◆ Exercise task ◆
Reproduce the data in its entirety, exactly as supplied.

◆ Source records ◆
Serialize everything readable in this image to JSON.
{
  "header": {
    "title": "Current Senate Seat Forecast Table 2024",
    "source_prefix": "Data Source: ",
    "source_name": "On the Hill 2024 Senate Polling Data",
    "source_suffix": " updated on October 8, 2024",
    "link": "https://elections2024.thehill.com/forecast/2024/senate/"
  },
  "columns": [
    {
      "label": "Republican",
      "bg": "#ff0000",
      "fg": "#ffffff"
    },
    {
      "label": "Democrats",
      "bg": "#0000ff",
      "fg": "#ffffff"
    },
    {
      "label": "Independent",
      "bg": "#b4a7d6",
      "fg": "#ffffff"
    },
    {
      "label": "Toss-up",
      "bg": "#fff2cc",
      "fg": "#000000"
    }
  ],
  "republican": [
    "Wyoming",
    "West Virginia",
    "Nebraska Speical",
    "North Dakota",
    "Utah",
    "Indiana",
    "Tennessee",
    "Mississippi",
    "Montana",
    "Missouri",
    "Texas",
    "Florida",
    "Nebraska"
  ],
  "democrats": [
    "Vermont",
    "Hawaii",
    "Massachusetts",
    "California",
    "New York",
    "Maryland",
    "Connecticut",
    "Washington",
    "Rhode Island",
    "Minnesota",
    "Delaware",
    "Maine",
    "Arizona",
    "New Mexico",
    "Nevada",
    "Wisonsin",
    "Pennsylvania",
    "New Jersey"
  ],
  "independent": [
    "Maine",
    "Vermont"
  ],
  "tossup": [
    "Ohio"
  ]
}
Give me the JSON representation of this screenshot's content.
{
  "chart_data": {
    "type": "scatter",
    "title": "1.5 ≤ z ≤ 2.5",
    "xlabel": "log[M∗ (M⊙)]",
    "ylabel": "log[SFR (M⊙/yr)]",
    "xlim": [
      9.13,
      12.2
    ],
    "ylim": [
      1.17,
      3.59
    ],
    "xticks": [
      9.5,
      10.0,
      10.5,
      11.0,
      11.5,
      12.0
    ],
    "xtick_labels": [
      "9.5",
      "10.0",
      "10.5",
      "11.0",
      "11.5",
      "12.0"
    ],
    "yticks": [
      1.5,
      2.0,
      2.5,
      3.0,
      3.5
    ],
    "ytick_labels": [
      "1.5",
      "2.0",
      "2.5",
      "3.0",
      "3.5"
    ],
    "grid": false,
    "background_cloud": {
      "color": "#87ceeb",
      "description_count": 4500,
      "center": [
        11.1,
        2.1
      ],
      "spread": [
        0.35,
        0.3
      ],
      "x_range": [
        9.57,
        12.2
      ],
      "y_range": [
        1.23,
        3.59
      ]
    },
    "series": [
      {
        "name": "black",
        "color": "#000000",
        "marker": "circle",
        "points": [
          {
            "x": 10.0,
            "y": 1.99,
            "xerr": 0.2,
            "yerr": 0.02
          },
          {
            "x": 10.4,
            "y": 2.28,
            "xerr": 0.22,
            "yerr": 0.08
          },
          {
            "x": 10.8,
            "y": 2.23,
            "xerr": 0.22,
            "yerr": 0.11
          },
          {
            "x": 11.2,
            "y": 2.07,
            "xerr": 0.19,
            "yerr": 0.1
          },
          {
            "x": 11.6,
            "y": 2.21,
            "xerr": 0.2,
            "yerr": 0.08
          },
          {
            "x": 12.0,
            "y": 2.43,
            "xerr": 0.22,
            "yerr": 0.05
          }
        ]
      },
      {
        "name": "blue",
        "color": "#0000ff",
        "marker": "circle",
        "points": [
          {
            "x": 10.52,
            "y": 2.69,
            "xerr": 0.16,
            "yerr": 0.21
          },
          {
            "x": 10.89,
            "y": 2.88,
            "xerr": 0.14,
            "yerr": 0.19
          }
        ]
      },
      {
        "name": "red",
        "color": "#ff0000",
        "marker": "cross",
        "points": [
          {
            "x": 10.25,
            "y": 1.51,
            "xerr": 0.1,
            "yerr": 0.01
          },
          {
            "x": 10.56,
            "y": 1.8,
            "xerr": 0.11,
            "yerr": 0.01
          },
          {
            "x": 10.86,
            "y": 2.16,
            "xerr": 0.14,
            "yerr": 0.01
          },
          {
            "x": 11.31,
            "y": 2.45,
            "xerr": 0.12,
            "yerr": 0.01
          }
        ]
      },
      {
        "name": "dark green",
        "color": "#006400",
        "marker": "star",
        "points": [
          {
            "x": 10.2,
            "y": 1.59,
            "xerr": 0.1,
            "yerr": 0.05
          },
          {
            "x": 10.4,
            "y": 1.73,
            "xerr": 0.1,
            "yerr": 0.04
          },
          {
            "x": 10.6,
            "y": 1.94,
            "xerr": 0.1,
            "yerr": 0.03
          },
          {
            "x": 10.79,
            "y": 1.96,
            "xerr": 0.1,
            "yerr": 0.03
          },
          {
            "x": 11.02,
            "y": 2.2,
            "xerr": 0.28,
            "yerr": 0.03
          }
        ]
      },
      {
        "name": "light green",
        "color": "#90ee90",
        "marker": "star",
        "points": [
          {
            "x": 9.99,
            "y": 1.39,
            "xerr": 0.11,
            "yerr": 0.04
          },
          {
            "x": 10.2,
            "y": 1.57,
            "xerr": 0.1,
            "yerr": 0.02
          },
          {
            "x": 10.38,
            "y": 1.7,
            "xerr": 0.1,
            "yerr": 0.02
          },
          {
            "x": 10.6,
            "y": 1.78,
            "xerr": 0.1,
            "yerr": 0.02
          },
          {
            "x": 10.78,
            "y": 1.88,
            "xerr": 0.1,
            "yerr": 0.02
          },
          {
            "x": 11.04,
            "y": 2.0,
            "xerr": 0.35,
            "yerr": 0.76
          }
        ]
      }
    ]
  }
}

◆ Answer ◆
Serialize everything readable in this image to JSON.
{
  "header": {
    "title": "Current Senate Seat Forecast Table 2024",
    "source_prefix": "Data Source: ",
    "source_name": "On the Hill 2024 Senate Polling Data",
    "source_suffix": " updated on October 8, 2024",
    "link": "https://elections2024.thehill.com/forecast/2024/senate/"
  },
  "columns": [
    {
      "label": "Republican",
      "bg": "#ff0000",
      "fg": "#ffffff"
    },
    {
      "label": "Democrats",
      "bg": "#0000ff",
      "fg": "#ffffff"
    },
    {
      "label": "Independent",
      "bg": "#b4a7d6",
      "fg": "#ffffff"
    },
    {
      "label": "Toss-up",
      "bg": "#fff2cc",
      "fg": "#000000"
    }
  ],
  "republican": [
    "Wyoming",
    "West Virginia",
    "Nebraska Speical",
    "North Dakota",
    "Utah",
    "Indiana",
    "Tennessee",
    "Mississippi",
    "Montana",
    "Missouri",
    "Texas",
    "Florida",
    "Nebraska"
  ],
  "democrats": [
    "Vermont",
    "Hawaii",
    "Massachusetts",
    "California",
    "New York",
    "Maryland",
    "Connecticut",
    "Washington",
    "Rhode Island",
    "Minnesota",
    "Delaware",
    "Maine",
    "Arizona",
    "New Mexico",
    "Nevada",
    "Wisonsin",
    "Pennsylvania",
    "New Jersey"
  ],
  "independent": [
    "Maine",
    "Vermont"
  ],
  "tossup": [
    "Ohio"
  ]
}
Give me the JSON representation of this screenshot's content.
{
  "chart_data": {
    "type": "scatter",
    "title": "1.5 ≤ z ≤ 2.5",
    "xlabel": "log[M∗ (M⊙)]",
    "ylabel": "log[SFR (M⊙/yr)]",
    "xlim": [
      9.13,
      12.2
    ],
    "ylim": [
      1.17,
      3.59
    ],
    "xticks": [
      9.5,
      10.0,
      10.5,
      11.0,
      11.5,
      12.0
    ],
    "xtick_labels": [
      "9.5",
      "10.0",
      "10.5",
      "11.0",
      "11.5",
      "12.0"
    ],
    "yticks": [
      1.5,
      2.0,
      2.5,
      3.0,
      3.5
    ],
    "ytick_labels": [
      "1.5",
      "2.0",
      "2.5",
      "3.0",
      "3.5"
    ],
    "grid": false,
    "background_cloud": {
      "color": "#87ceeb",
      "description_count": 4500,
      "center": [
        11.1,
        2.1
      ],
      "spread": [
        0.35,
        0.3
      ],
      "x_range": [
        9.57,
        12.2
      ],
      "y_range": [
        1.23,
        3.59
      ]
    },
    "series": [
      {
        "name": "black",
        "color": "#000000",
        "marker": "circle",
        "points": [
          {
            "x": 10.0,
            "y": 1.99,
            "xerr": 0.2,
            "yerr": 0.02
          },
          {
            "x": 10.4,
            "y": 2.28,
            "xerr": 0.22,
            "yerr": 0.08
          },
          {
            "x": 10.8,
            "y": 2.23,
            "xerr": 0.22,
            "yerr": 0.11
          },
          {
            "x": 11.2,
            "y": 2.07,
            "xerr": 0.19,
            "yerr": 0.1
          },
          {
            "x": 11.6,
            "y": 2.21,
            "xerr": 0.2,
            "yerr": 0.08
          },
          {
            "x": 12.0,
            "y": 2.43,
            "xerr": 0.22,
            "yerr": 0.05
          }
        ]
      },
      {
        "name": "blue",
        "color": "#0000ff",
        "marker": "circle",
        "points": [
          {
            "x": 10.52,
            "y": 2.69,
            "xerr": 0.16,
            "yerr": 0.21
          },
          {
            "x": 10.89,
            "y": 2.88,
            "xerr": 0.14,
            "yerr": 0.19
          }
        ]
      },
      {
        "name": "red",
        "color": "#ff0000",
        "marker": "cross",
        "points": [
          {
            "x": 10.25,
            "y": 1.51,
            "xerr": 0.1,
            "yerr": 0.01
          },
          {
            "x": 10.56,
            "y": 1.8,
            "xerr": 0.11,
            "yerr": 0.01
          },
          {
            "x": 10.86,
            "y": 2.16,
            "xerr": 0.14,
            "yerr": 0.01
          },
          {
            "x": 11.31,
            "y": 2.45,
            "xerr": 0.12,
            "yerr": 0.01
          }
        ]
      },
      {
        "name": "dark green",
        "color": "#006400",
        "marker": "star",
        "points": [
          {
            "x": 10.2,
            "y": 1.59,
            "xerr": 0.1,
            "yerr": 0.05
          },
          {
            "x": 10.4,
            "y": 1.73,
            "xerr": 0.1,
            "yerr": 0.04
          },
          {
            "x": 10.6,
            "y": 1.94,
            "xerr": 0.1,
            "yerr": 0.03
          },
          {
            "x": 10.79,
            "y": 1.96,
            "xerr": 0.1,
            "yerr": 0.03
          },
          {
            "x": 11.02,
            "y": 2.2,
            "xerr": 0.28,
            "yerr": 0.03
          }
        ]
      },
      {
        "name": "light green",
        "color": "#90ee90",
        "marker": "star",
        "points": [
          {
            "x": 9.99,
            "y": 1.39,
            "xerr": 0.11,
            "yerr": 0.04
          },
          {
            "x": 10.2,
            "y": 1.57,
            "xerr": 0.1,
            "yerr": 0.02
          },
          {
            "x": 10.38,
            "y": 1.7,
            "xerr": 0.1,
            "yerr": 0.02
          },
          {
            "x": 10.6,
            "y": 1.78,
            "xerr": 0.1,
            "yerr": 0.02
          },
          {
            "x": 10.78,
            "y": 1.88,
            "xerr": 0.1,
            "yerr": 0.02
          },
          {
            "x": 11.04,
            "y": 2.0,
            "xerr": 0.35,
            "yerr": 0.76
          }
        ]
      }
    ]
  }
}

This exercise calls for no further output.